** BEGIN DATASET CONTENT **

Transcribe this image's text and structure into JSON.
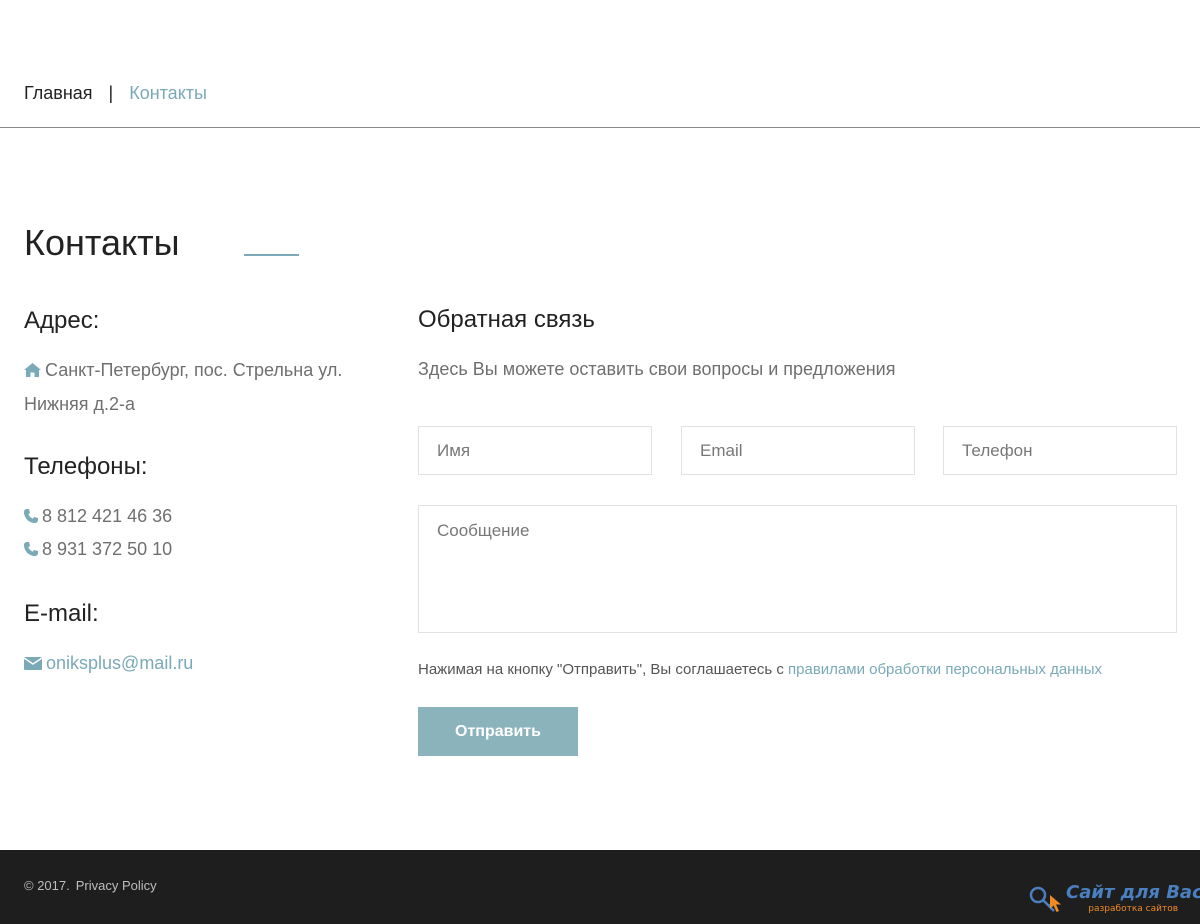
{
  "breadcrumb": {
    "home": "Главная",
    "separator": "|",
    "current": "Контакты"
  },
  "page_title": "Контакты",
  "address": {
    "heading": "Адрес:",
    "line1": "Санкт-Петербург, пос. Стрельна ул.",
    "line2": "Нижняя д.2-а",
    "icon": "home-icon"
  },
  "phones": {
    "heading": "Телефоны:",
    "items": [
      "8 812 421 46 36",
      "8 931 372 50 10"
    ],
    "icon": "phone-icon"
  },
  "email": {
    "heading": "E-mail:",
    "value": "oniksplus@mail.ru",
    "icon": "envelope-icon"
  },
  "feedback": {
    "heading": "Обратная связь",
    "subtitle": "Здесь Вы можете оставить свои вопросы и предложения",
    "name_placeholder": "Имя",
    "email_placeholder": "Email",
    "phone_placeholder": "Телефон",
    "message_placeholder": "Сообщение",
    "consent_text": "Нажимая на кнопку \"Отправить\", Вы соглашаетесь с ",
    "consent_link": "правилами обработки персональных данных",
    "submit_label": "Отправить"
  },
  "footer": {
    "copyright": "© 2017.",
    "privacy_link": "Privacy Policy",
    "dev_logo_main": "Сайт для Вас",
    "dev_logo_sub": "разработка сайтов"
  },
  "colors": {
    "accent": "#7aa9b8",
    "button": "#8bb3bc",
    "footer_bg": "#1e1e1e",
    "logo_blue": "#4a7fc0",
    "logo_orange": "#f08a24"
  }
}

** END DATASET CONTENT **
** BEGIN DATASET CONTENT **

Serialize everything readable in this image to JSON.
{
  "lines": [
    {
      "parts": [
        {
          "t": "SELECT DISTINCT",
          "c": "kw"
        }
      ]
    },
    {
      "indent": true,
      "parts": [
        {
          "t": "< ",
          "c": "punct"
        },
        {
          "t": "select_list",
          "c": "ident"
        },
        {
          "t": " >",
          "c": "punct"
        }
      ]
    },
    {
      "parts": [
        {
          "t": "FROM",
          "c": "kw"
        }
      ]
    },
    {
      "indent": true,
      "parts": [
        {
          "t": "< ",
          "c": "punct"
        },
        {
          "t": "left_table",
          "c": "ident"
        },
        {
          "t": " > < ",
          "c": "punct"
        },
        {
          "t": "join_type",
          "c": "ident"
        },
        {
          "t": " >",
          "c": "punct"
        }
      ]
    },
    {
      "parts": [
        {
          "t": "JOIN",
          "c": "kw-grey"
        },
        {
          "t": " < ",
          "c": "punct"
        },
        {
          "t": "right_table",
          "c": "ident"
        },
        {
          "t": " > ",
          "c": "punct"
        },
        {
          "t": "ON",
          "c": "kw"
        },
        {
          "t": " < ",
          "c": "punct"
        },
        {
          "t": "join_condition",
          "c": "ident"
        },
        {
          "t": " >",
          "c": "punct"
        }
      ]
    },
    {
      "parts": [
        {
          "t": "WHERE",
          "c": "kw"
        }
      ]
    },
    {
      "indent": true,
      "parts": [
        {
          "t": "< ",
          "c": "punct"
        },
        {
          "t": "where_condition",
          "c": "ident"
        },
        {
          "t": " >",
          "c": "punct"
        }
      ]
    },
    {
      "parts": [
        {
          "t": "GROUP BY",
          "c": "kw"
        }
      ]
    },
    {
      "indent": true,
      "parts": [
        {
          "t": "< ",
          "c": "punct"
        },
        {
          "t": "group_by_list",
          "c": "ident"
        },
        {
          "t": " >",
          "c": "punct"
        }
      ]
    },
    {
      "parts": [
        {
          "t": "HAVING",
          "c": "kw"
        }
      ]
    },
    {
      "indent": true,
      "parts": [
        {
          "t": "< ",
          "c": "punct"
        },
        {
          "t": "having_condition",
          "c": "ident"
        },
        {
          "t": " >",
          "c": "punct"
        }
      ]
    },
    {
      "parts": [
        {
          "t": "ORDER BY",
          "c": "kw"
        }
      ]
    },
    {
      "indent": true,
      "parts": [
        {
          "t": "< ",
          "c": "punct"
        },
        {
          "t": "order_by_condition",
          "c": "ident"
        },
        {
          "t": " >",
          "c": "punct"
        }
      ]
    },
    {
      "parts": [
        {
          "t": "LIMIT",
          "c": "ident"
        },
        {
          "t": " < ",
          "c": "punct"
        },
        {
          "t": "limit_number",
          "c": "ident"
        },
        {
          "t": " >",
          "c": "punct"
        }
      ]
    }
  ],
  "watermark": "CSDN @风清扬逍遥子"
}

** END DATASET CONTENT **

_EXERCISE DIRECTIONS_
Lines containing "heading" are to be counted. State the total and add nothing.

_SOLUTION TO THIS PROBLEM_
4